Cuban Toy Thieves Knockout Three Kings Day / Dora Leonor Mesa
Dora Leonor Mesa, 22 January 2016 — In 2016, the toy thieves from Cuban State Security do not wish to say much about the subject, but the comparison is inevitable, and there are more than a few people now who point to their undertaking as a vile and damaging one.
This past 6 January, the day of the Three Kings and the traditional day Cuban children are given Christmas gifts, instead of hunting down rings of drug traffickers and pimps who trade in boys and girls, who have a lot of money and expensive gifts to steal, the agents had to take on a useless activity: utilizing schoolchildren, dressed in their uniforms, accompanied by poorly-paid teachers who let the boys and girls out of school without prior parental permission, to go out and insult and taunt peaceful people who today give gifts on Three Kings Day. The lowlifes in need of defending their illegal business dealings were also present at the show, persecuting women, boys and girls.
It doesn’t matter if the women are Ladies in White, or Shakira herself. In the toy thief profession, the important thing is to destroy the magic of childhood, for life in Cuba is hell. Knock on wood! At least, that was the message of thousands of Cubans in Costa Rica and other countries, Panama, Colombia, Mexico. Cuban refugees unwilling to return to their homeland, not even for thousands of dollars. Even Pope Francis got wind of the tragedy!
Clearly, all Cubans on their beloved and dilapidated Island know of the Three Kings perfectly well, for the worthy Pope John Paul II brought them back [during his visit to Cuba in 1998]. According to UNICEF (2015), there are 15 toys for every 100 Cuban children. For them, having the awful experience of not being able to play with toys, to have one must be like [an adult] dreaming of owning a Rolex or a Patek Philippe.
The Three Kings will again struggle to make their appearance in Cuba next year. Every Cuban man and woman who loves his neighbor, and especially children, will come out to support the Three Kings, doing something so that Cuban boys and girls, of any age and in every corner of the country, can have not just one, but many toys. They need not be new ones. The paramount thing is to break the curse of the toy thieves until, little by little, they disappear. Alelluia!

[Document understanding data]
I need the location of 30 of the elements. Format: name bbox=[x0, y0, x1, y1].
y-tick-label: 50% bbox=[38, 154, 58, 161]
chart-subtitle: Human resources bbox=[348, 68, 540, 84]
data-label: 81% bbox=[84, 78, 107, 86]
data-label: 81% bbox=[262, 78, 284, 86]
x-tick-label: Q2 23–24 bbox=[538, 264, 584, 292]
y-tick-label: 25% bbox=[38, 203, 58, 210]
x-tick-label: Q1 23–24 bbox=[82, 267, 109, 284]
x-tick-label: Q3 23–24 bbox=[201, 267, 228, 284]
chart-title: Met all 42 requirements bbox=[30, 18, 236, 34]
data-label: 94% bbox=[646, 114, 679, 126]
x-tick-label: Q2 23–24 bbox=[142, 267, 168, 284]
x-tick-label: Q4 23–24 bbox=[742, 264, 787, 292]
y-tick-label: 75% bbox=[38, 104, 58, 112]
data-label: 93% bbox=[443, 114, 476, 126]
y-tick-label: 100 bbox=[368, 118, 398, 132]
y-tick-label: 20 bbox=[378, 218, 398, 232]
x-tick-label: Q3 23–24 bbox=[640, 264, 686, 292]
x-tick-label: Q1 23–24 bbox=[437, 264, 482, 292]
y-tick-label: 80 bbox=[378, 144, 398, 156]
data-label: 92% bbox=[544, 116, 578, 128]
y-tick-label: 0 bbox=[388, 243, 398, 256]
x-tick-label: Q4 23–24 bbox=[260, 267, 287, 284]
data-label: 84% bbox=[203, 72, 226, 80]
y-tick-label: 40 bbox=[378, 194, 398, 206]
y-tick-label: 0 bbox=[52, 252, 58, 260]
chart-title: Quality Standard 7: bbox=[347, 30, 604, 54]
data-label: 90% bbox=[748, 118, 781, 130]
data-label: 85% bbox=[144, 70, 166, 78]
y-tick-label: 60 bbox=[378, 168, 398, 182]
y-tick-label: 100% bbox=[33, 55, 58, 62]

Task prompt | Please turn the paragraph of the Three Kings Day article that begins "Clearly, all Cubans on their beloved" into a short list that keeps its main facts.

Answer to this task |
- All Cubans on the Island know the Three Kings well because Pope John Paul II brought them back during his 1998 visit to Cuba.
- According to UNICEF (2015), there are 15 toys for every 100 Cuban children.
- For these children, who cannot play with toys, having one must be like an adult dreaming of owning a Rolex or a Patek Philippe.